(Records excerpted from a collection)
------------

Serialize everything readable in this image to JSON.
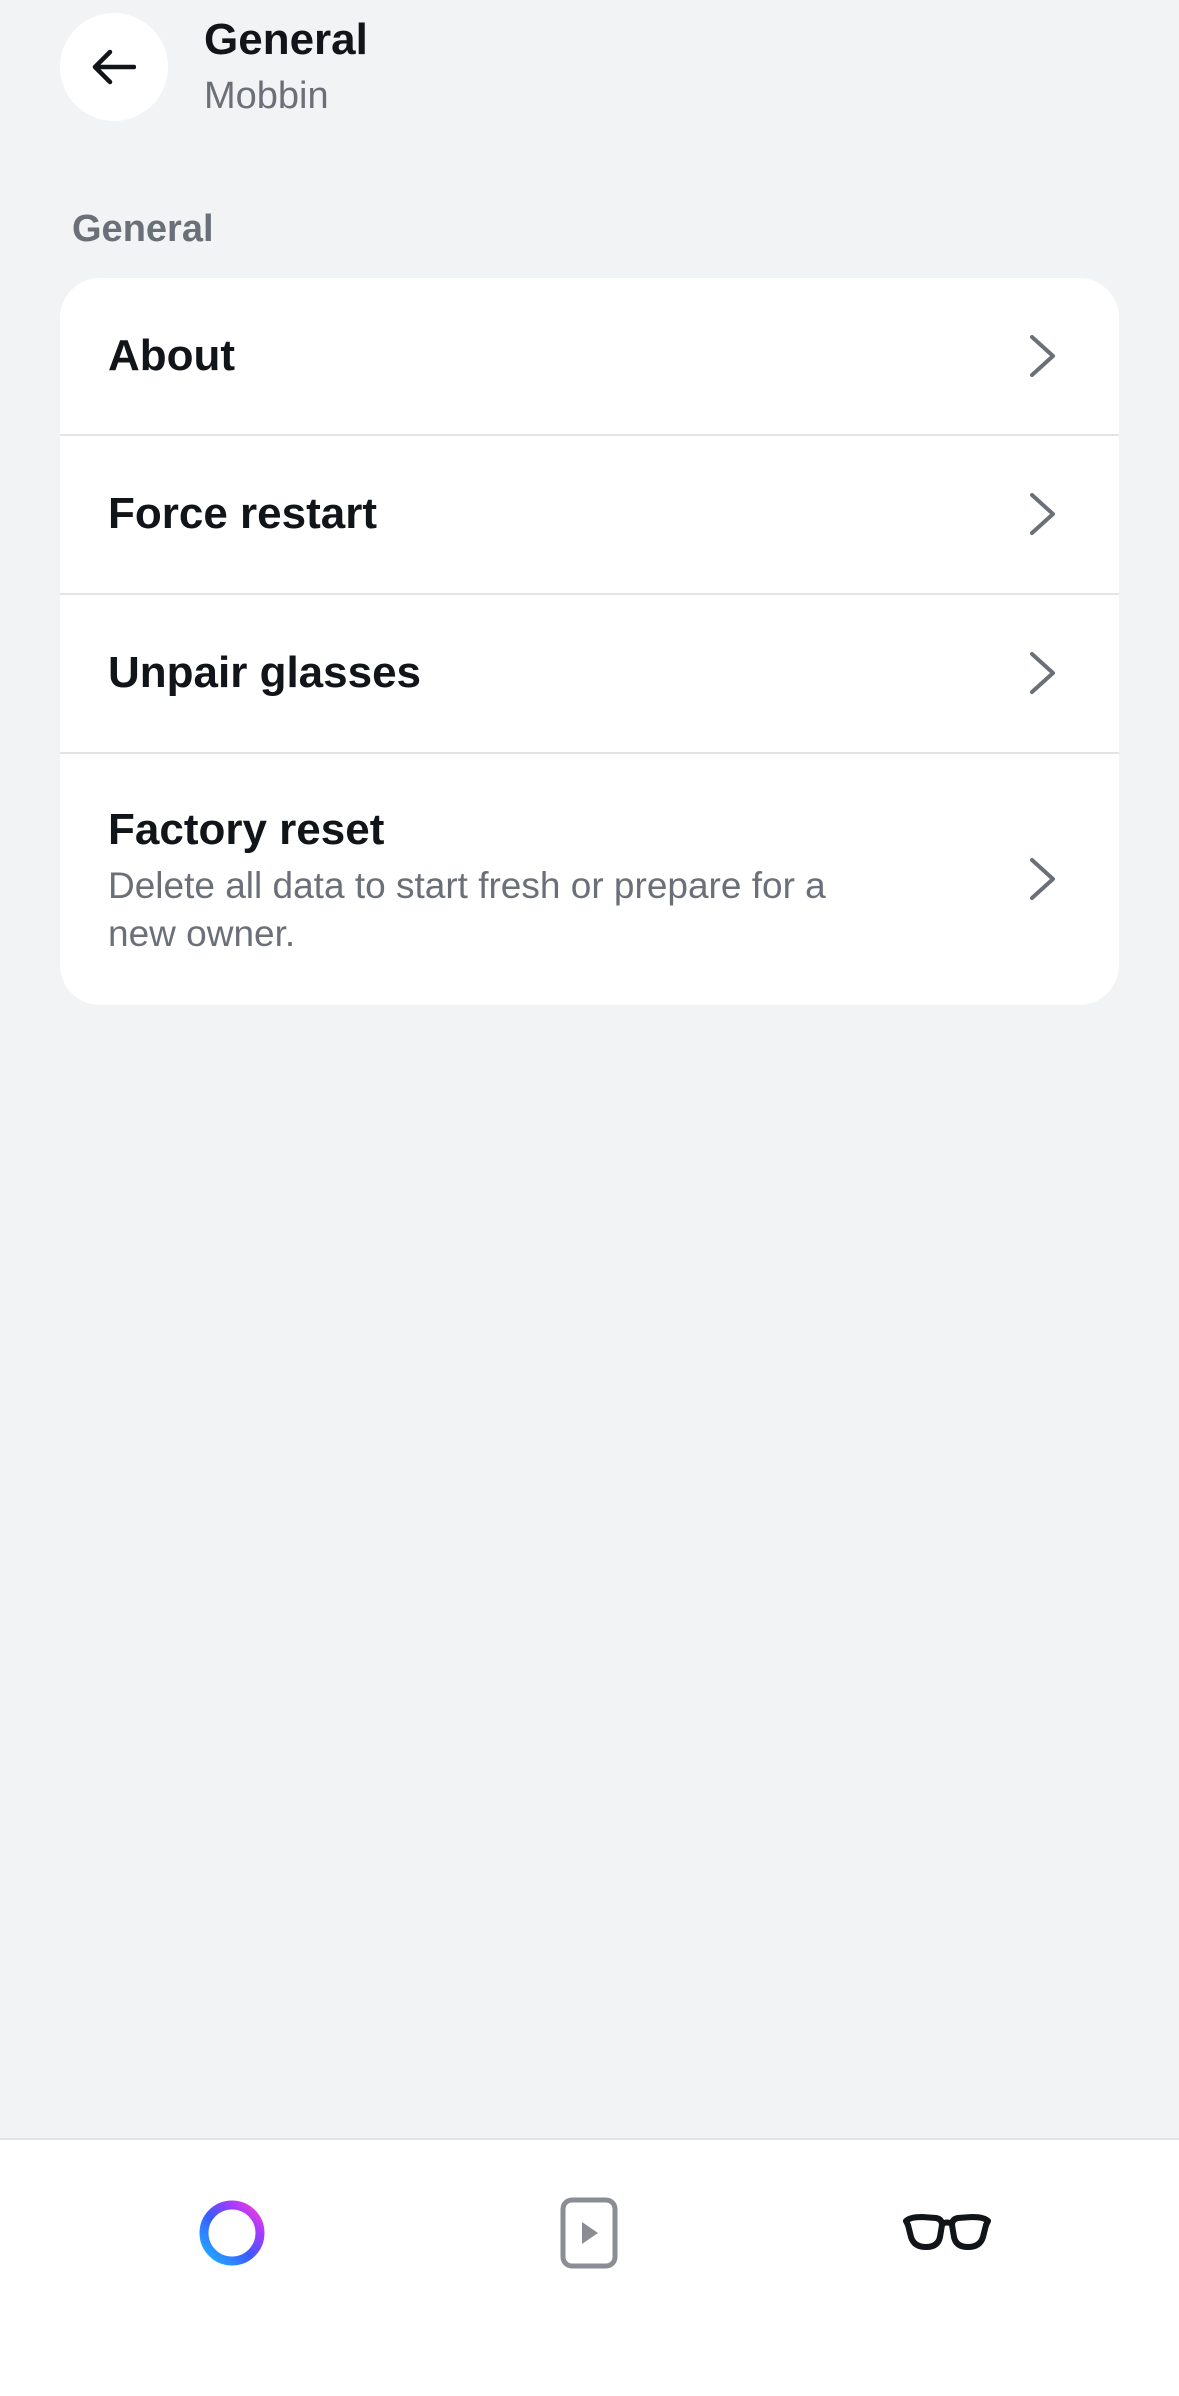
{
  "header": {
    "title": "General",
    "subtitle": "Mobbin",
    "back_icon": "arrow-left-icon"
  },
  "section": {
    "label": "General"
  },
  "settings": {
    "items": [
      {
        "label": "About",
        "icon": "chevron-right-icon"
      },
      {
        "label": "Force restart",
        "icon": "chevron-right-icon"
      },
      {
        "label": "Unpair glasses",
        "icon": "chevron-right-icon"
      },
      {
        "label": "Factory reset",
        "description": "Delete all data to start fresh or prepare for a new owner.",
        "icon": "chevron-right-icon"
      }
    ]
  },
  "bottom_nav": {
    "items": [
      {
        "icon": "meta-ai-ring-icon"
      },
      {
        "icon": "media-play-icon"
      },
      {
        "icon": "glasses-icon"
      }
    ]
  },
  "colors": {
    "background": "#f2f3f5",
    "card": "#ffffff",
    "primary_text": "#111418",
    "secondary_text": "#6b7078",
    "divider": "#e2e4e7",
    "chevron": "#6b7078"
  }
}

------------

=== EXERCISE DESCRIPTION ===
Repeat the preceding records precisely, and leave every picture out of the copy.

=== CORRECT ANSWER ===
Serialize everything readable in this image to JSON.
{
  "header": {
    "title": "General",
    "subtitle": "Mobbin",
    "back_icon": "arrow-left-icon"
  },
  "section": {
    "label": "General"
  },
  "settings": {
    "items": [
      {
        "label": "About",
        "icon": "chevron-right-icon"
      },
      {
        "label": "Force restart",
        "icon": "chevron-right-icon"
      },
      {
        "label": "Unpair glasses",
        "icon": "chevron-right-icon"
      },
      {
        "label": "Factory reset",
        "description": "Delete all data to start fresh or prepare for a new owner.",
        "icon": "chevron-right-icon"
      }
    ]
  },
  "bottom_nav": {
    "items": [
      {
        "icon": "meta-ai-ring-icon"
      },
      {
        "icon": "media-play-icon"
      },
      {
        "icon": "glasses-icon"
      }
    ]
  },
  "colors": {
    "background": "#f2f3f5",
    "card": "#ffffff",
    "primary_text": "#111418",
    "secondary_text": "#6b7078",
    "divider": "#e2e4e7",
    "chevron": "#6b7078"
  }
}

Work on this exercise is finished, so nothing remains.